[begin Listing]

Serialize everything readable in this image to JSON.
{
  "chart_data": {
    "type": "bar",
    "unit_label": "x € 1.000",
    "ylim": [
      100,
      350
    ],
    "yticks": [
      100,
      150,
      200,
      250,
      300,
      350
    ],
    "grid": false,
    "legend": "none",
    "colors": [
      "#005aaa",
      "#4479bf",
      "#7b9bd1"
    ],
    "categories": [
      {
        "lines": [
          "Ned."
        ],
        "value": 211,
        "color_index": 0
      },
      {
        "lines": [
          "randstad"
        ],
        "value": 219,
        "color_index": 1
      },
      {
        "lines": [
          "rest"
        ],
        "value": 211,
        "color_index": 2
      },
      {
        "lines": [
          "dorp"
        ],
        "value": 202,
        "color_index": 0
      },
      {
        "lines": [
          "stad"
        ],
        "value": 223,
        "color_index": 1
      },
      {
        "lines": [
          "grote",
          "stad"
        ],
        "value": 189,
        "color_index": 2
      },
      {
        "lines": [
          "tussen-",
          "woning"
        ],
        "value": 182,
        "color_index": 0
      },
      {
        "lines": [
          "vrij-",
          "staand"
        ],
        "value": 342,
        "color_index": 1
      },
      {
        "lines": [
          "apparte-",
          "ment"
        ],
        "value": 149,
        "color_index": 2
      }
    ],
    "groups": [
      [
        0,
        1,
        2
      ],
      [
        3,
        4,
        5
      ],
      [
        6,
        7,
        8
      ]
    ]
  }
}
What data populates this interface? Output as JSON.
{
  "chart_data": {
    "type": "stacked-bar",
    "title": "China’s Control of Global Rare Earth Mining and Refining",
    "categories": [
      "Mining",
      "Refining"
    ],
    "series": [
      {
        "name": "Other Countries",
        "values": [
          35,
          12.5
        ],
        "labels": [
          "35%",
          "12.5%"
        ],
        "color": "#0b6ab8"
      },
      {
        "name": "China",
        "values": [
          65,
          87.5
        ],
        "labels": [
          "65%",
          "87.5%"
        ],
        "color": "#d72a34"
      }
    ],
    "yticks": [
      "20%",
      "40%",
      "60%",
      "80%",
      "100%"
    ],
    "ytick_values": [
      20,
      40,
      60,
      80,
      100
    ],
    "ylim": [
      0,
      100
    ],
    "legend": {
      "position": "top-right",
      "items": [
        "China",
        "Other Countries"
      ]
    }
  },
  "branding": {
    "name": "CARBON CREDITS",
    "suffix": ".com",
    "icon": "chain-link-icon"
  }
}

[end Listing]

**Problem description**
Your task is to output the full set of records exactly as presented.

**Response below**
Serialize everything readable in this image to JSON.
{
  "chart_data": {
    "type": "bar",
    "unit_label": "x € 1.000",
    "ylim": [
      100,
      350
    ],
    "yticks": [
      100,
      150,
      200,
      250,
      300,
      350
    ],
    "grid": false,
    "legend": "none",
    "colors": [
      "#005aaa",
      "#4479bf",
      "#7b9bd1"
    ],
    "categories": [
      {
        "lines": [
          "Ned."
        ],
        "value": 211,
        "color_index": 0
      },
      {
        "lines": [
          "randstad"
        ],
        "value": 219,
        "color_index": 1
      },
      {
        "lines": [
          "rest"
        ],
        "value": 211,
        "color_index": 2
      },
      {
        "lines": [
          "dorp"
        ],
        "value": 202,
        "color_index": 0
      },
      {
        "lines": [
          "stad"
        ],
        "value": 223,
        "color_index": 1
      },
      {
        "lines": [
          "grote",
          "stad"
        ],
        "value": 189,
        "color_index": 2
      },
      {
        "lines": [
          "tussen-",
          "woning"
        ],
        "value": 182,
        "color_index": 0
      },
      {
        "lines": [
          "vrij-",
          "staand"
        ],
        "value": 342,
        "color_index": 1
      },
      {
        "lines": [
          "apparte-",
          "ment"
        ],
        "value": 149,
        "color_index": 2
      }
    ],
    "groups": [
      [
        0,
        1,
        2
      ],
      [
        3,
        4,
        5
      ],
      [
        6,
        7,
        8
      ]
    ]
  }
}
What data populates this interface? Output as JSON.
{
  "chart_data": {
    "type": "stacked-bar",
    "title": "China’s Control of Global Rare Earth Mining and Refining",
    "categories": [
      "Mining",
      "Refining"
    ],
    "series": [
      {
        "name": "Other Countries",
        "values": [
          35,
          12.5
        ],
        "labels": [
          "35%",
          "12.5%"
        ],
        "color": "#0b6ab8"
      },
      {
        "name": "China",
        "values": [
          65,
          87.5
        ],
        "labels": [
          "65%",
          "87.5%"
        ],
        "color": "#d72a34"
      }
    ],
    "yticks": [
      "20%",
      "40%",
      "60%",
      "80%",
      "100%"
    ],
    "ytick_values": [
      20,
      40,
      60,
      80,
      100
    ],
    "ylim": [
      0,
      100
    ],
    "legend": {
      "position": "top-right",
      "items": [
        "China",
        "Other Countries"
      ]
    }
  },
  "branding": {
    "name": "CARBON CREDITS",
    "suffix": ".com",
    "icon": "chain-link-icon"
  }
}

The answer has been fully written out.